(Lines of data)
= = = = = = =

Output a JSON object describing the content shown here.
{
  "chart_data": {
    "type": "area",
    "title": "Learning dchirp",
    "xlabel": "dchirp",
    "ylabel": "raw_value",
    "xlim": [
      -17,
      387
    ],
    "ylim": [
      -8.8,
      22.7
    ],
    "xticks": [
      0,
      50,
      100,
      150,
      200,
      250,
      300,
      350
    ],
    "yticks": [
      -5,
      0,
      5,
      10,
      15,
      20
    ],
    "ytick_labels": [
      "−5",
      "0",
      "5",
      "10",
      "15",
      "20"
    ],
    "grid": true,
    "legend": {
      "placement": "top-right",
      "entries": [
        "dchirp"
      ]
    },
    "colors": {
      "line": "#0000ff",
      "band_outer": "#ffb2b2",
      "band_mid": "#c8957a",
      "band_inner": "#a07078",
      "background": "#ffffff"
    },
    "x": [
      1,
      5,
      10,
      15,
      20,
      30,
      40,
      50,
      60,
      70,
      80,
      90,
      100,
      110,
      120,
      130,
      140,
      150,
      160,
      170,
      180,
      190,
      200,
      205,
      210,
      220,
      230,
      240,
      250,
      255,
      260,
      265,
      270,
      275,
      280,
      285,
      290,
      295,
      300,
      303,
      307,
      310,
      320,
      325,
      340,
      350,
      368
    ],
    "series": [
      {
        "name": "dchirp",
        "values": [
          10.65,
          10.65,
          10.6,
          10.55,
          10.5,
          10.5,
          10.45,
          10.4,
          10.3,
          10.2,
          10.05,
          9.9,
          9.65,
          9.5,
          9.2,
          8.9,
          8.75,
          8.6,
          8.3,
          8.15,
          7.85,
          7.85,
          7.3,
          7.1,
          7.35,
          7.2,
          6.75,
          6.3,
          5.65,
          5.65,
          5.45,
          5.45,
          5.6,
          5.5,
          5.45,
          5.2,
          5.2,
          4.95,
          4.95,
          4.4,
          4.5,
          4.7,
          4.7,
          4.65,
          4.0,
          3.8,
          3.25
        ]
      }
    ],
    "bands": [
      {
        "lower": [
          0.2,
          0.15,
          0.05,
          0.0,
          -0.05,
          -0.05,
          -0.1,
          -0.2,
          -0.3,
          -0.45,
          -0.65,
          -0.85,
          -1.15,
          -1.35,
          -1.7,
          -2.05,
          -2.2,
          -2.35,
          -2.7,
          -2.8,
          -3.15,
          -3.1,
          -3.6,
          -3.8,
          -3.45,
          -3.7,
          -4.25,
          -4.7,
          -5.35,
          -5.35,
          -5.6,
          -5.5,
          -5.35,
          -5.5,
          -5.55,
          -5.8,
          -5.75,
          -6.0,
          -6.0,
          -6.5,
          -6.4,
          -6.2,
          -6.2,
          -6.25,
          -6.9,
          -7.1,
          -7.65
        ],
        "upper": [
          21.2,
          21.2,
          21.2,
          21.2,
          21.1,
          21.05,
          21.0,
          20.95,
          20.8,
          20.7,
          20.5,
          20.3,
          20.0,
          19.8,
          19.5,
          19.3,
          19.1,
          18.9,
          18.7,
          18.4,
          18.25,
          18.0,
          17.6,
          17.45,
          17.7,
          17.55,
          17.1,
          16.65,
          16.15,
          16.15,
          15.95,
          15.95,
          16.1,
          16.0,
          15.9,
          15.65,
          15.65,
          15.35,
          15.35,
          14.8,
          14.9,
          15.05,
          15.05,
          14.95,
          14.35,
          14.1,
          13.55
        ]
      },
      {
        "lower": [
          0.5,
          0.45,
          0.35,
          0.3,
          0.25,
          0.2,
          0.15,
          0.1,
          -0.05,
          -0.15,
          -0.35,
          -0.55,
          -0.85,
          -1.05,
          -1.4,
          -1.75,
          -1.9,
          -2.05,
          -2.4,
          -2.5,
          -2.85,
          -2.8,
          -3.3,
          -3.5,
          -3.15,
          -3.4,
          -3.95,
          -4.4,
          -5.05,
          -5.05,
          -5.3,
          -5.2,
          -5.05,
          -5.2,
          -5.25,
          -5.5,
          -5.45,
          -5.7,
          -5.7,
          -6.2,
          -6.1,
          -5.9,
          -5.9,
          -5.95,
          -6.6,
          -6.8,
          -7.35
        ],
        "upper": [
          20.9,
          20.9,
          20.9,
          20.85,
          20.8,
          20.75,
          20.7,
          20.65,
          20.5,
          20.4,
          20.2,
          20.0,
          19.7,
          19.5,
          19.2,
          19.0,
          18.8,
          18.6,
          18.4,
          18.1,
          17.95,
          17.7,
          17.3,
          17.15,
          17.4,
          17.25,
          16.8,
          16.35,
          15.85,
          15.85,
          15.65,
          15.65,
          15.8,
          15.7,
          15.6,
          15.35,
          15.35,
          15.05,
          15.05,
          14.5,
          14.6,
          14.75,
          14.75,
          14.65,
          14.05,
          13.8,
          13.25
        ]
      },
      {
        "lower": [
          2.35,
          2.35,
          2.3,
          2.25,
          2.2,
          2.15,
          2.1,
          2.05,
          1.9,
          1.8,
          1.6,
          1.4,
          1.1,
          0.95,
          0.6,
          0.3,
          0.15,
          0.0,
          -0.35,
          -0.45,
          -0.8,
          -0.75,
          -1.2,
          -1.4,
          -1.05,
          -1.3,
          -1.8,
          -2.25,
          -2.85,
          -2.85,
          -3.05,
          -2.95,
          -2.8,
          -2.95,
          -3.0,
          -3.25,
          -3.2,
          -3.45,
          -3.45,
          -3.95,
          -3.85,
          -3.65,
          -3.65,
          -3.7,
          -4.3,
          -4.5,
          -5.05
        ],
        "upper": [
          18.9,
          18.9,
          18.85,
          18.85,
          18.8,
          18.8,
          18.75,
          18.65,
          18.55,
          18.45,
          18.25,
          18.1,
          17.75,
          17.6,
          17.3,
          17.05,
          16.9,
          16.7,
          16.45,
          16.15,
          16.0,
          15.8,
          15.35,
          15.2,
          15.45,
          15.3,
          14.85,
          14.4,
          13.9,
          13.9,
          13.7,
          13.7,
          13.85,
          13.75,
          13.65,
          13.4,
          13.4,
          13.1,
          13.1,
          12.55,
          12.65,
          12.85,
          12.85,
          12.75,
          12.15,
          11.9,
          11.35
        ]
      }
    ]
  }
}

= = = = = = =

Count the lines of these entries that hold the string "dchirp", and give only that number.

4